▶ [EXERCISE REQUIREMENTS]: Format the lines from the start of the records through the line containing "96, 672, 112]", including that line, as a numbered list, and omit any blank lines.

(Annotated region listings)

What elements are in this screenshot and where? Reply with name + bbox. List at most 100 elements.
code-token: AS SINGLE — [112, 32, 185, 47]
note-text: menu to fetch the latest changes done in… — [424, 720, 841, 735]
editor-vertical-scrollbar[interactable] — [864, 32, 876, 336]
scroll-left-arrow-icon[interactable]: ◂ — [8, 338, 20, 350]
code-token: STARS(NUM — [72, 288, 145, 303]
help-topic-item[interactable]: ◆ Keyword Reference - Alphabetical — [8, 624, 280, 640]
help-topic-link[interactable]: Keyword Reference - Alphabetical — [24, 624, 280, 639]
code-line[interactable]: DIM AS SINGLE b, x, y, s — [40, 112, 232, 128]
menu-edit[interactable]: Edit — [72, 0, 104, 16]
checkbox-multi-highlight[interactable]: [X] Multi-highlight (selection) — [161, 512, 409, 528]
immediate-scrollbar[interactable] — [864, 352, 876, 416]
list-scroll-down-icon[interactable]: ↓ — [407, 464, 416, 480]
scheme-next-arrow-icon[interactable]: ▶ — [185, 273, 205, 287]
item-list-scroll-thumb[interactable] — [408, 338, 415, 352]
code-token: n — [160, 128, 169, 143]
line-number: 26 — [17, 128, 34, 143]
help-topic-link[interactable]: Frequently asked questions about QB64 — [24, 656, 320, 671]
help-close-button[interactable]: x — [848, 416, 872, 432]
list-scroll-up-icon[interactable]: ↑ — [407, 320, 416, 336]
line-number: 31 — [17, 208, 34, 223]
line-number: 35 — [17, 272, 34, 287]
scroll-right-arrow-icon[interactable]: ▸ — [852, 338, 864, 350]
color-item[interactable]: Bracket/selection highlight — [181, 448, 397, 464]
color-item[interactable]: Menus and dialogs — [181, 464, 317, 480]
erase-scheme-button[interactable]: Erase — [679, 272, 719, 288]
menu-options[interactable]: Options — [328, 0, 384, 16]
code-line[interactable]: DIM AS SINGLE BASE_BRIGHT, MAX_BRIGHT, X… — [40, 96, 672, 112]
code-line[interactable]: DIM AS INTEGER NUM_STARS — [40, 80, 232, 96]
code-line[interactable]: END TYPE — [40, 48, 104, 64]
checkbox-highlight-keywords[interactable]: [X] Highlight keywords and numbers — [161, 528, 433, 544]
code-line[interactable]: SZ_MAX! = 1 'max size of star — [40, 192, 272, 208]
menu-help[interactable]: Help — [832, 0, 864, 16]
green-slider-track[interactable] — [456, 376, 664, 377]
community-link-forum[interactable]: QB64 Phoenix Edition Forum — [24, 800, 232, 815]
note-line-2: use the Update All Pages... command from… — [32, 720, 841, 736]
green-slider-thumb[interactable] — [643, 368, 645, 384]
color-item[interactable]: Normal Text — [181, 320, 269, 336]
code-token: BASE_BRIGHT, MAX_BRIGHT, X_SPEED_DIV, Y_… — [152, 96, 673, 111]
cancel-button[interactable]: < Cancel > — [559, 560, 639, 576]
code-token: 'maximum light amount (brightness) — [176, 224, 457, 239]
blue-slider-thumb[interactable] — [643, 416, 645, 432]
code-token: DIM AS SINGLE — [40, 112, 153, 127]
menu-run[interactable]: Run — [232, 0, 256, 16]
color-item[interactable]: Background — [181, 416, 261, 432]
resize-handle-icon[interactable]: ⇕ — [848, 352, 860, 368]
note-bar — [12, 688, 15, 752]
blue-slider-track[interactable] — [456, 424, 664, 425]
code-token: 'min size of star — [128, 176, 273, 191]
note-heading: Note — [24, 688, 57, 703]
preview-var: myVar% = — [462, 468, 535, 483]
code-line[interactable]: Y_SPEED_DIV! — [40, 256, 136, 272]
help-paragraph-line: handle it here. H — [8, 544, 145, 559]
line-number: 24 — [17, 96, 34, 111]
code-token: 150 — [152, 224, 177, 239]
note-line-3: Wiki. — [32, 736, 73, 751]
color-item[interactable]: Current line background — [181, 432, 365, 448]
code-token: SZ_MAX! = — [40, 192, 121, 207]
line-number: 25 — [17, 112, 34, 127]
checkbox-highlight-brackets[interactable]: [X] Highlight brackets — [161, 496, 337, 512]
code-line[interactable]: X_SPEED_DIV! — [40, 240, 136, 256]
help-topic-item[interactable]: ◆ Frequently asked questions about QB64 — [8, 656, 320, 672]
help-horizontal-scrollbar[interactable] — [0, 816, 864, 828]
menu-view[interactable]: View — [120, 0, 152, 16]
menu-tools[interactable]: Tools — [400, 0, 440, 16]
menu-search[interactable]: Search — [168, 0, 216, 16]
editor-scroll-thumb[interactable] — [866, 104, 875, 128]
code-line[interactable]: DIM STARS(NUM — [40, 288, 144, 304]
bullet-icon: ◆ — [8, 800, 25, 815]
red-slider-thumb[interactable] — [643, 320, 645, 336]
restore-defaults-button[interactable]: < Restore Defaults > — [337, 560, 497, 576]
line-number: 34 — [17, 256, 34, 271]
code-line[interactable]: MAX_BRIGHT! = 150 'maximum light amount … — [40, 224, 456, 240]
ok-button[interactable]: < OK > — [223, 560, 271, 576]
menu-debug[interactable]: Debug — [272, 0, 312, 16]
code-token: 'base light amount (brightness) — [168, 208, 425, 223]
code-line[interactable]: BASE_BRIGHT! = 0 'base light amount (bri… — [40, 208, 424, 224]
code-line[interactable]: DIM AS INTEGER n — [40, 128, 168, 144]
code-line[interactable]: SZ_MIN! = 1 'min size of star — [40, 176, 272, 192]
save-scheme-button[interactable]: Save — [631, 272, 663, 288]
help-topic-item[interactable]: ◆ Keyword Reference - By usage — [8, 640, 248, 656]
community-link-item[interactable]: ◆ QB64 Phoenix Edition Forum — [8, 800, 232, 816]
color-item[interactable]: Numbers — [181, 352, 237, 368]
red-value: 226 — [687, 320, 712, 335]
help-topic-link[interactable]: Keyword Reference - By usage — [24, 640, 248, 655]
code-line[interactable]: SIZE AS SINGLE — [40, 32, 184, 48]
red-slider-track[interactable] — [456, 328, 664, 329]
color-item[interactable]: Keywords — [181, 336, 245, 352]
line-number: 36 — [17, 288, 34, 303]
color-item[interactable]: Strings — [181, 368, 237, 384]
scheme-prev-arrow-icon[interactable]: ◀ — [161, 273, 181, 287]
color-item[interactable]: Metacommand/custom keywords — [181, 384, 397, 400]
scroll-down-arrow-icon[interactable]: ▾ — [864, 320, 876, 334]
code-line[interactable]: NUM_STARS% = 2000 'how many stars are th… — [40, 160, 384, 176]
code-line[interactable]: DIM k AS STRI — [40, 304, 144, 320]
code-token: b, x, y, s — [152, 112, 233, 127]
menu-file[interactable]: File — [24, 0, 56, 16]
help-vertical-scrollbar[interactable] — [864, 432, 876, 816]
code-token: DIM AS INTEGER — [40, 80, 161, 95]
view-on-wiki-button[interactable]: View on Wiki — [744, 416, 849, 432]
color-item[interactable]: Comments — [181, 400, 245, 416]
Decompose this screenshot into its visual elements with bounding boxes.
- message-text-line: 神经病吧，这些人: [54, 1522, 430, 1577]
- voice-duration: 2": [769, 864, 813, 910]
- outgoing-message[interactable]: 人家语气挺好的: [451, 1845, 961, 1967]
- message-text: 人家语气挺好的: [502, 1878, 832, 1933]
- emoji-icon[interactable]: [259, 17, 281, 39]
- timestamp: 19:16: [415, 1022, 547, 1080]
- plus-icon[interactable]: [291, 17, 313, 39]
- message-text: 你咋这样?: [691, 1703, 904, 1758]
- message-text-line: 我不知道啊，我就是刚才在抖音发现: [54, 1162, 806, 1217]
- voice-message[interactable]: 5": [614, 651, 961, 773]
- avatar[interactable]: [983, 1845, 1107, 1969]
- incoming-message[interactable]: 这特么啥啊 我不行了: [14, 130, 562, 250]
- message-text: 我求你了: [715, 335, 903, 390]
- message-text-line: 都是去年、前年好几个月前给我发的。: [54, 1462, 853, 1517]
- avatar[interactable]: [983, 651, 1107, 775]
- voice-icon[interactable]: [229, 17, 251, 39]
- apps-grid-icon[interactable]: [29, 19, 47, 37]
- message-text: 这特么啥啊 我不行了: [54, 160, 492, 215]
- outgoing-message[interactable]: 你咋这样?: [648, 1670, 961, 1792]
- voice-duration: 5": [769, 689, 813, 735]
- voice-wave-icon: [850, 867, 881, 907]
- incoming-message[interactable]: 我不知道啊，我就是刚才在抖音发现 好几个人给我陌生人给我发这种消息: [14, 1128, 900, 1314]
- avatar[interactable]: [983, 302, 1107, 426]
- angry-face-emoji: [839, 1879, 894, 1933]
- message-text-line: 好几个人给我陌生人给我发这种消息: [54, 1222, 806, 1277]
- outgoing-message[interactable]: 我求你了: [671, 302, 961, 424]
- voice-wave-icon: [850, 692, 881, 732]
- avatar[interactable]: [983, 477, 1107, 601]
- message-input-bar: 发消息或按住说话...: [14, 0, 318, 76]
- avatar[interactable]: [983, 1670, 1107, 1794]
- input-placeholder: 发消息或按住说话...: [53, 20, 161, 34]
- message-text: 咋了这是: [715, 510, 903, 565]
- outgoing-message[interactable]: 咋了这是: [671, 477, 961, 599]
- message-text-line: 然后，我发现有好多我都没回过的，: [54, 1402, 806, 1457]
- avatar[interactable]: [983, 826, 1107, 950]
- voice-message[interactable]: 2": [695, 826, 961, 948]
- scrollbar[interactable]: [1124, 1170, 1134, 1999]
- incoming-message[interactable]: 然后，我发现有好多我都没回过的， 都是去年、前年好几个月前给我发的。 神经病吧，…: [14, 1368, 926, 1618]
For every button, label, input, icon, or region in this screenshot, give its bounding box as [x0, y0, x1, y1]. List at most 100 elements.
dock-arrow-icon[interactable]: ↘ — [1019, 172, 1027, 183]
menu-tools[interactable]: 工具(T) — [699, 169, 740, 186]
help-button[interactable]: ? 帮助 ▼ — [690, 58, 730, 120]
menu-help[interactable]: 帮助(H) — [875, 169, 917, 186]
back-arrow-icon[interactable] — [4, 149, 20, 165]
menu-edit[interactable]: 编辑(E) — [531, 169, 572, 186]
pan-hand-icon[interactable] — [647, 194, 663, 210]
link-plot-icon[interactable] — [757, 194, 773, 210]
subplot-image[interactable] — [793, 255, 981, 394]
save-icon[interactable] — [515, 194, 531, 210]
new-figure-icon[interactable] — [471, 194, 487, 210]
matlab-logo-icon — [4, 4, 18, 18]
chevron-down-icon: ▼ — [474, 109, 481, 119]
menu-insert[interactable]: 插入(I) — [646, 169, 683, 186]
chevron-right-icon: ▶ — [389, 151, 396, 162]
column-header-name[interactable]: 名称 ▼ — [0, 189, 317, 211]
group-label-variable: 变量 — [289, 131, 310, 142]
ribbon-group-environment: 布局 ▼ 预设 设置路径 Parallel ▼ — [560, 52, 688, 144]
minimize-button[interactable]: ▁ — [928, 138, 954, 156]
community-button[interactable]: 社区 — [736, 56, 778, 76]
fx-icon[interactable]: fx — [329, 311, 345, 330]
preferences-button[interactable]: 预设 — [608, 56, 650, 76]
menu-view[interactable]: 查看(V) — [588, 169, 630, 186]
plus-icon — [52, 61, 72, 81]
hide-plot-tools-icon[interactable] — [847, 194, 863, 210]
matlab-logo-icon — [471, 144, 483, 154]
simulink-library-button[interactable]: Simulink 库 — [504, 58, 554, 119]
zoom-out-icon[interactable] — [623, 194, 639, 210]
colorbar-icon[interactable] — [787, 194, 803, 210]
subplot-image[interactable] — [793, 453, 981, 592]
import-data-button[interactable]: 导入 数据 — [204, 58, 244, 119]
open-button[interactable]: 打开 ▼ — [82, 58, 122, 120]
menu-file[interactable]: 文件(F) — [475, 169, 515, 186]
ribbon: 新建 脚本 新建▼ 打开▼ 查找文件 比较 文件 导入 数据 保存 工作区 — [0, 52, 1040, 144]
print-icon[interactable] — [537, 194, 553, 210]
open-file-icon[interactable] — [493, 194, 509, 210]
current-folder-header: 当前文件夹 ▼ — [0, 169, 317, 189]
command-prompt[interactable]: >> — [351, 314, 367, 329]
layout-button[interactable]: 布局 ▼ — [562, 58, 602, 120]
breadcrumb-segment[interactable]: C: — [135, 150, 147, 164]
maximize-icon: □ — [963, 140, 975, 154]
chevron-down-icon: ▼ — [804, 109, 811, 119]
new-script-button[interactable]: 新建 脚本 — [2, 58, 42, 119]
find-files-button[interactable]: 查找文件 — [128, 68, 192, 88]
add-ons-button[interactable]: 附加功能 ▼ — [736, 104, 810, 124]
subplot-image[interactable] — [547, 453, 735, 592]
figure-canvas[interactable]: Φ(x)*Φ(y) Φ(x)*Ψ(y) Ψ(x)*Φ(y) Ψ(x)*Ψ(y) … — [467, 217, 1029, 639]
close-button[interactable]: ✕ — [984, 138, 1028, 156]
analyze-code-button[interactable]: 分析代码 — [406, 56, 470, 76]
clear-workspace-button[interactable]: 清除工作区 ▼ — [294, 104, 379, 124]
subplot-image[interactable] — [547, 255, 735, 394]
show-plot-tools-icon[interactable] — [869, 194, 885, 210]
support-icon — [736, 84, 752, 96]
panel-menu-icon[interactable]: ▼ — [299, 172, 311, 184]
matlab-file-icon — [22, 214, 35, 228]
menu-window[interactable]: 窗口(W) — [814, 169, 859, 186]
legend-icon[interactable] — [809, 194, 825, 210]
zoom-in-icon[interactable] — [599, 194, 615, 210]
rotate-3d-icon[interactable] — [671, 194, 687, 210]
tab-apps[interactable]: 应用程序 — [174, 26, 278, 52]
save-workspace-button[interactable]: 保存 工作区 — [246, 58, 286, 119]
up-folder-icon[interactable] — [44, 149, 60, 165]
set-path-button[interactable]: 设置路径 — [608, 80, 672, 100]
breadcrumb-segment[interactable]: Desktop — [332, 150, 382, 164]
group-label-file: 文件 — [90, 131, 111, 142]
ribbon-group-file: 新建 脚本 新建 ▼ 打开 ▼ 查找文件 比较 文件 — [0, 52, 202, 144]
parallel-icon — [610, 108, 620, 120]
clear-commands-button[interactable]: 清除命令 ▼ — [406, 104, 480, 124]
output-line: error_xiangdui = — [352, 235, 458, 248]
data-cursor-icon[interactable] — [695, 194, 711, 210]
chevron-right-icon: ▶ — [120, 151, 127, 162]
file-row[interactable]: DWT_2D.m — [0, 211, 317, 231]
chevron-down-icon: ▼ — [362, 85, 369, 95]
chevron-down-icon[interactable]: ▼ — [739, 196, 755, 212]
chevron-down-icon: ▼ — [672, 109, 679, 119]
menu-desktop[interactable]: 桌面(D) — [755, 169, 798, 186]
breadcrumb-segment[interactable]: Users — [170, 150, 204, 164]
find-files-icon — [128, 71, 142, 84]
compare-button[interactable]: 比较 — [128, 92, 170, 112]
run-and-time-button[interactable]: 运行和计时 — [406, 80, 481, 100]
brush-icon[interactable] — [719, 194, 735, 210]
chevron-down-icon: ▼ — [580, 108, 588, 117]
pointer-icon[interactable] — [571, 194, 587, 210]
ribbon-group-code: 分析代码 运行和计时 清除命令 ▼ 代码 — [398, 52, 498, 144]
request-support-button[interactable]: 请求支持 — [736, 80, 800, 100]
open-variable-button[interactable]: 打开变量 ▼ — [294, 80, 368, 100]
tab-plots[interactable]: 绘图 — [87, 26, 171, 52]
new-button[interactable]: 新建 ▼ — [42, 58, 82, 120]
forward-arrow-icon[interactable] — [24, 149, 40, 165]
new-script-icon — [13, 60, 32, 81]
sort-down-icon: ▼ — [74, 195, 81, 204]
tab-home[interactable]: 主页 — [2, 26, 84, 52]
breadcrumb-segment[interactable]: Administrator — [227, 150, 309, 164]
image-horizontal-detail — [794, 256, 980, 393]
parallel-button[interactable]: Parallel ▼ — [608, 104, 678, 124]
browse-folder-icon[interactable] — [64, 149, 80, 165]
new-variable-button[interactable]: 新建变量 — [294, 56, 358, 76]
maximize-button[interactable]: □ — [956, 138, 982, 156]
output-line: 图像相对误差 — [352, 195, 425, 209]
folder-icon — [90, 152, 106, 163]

▶ [TASK OUTPUT]:
1. What elements are in this screenshot and where? Reply with name + bbox. List at most 100 elements.
2. code-token: AS SINGLE — [112, 32, 185, 47]
3. note-text: menu to fetch the latest changes done in… — [424, 720, 841, 735]
4. editor-vertical-scrollbar[interactable] — [864, 32, 876, 336]
5. scroll-left-arrow-icon[interactable]: ◂ — [8, 338, 20, 350]
6. code-token: STARS(NUM — [72, 288, 145, 303]
7. help-topic-item[interactable]: ◆ Keyword Reference - Alphabetical — [8, 624, 280, 640]
8. help-topic-link[interactable]: Keyword Reference - Alphabetical — [24, 624, 280, 639]
9. code-line[interactable]: DIM AS SINGLE b, x, y, s — [40, 112, 232, 128]
10. menu-edit[interactable]: Edit — [72, 0, 104, 16]
11. checkbox-multi-highlight[interactable]: [X] Multi-highlight (selection) — [161, 512, 409, 528]
12. immediate-scrollbar[interactable] — [864, 352, 876, 416]
13. list-scroll-down-icon[interactable]: ↓ — [407, 464, 416, 480]
14. scheme-next-arrow-icon[interactable]: ▶ — [185, 273, 205, 287]
15. item-list-scroll-thumb[interactable] — [408, 338, 415, 352]
16. code-token: n — [160, 128, 169, 143]
17. line-number: 26 — [17, 128, 34, 143]
18. help-topic-link[interactable]: Frequently asked questions about QB64 — [24, 656, 320, 671]
19. help-close-button[interactable]: x — [848, 416, 872, 432]
20. list-scroll-up-icon[interactable]: ↑ — [407, 320, 416, 336]
21. line-number: 31 — [17, 208, 34, 223]
22. line-number: 35 — [17, 272, 34, 287]
23. scroll-right-arrow-icon[interactable]: ▸ — [852, 338, 864, 350]
24. color-item[interactable]: Bracket/selection highlight — [181, 448, 397, 464]
25. color-item[interactable]: Menus and dialogs — [181, 464, 317, 480]
26. erase-scheme-button[interactable]: Erase — [679, 272, 719, 288]
27. menu-options[interactable]: Options — [328, 0, 384, 16]
28. code-line[interactable]: DIM AS SINGLE BASE_BRIGHT, MAX_BRIGHT, X… — [40, 96, 672, 112]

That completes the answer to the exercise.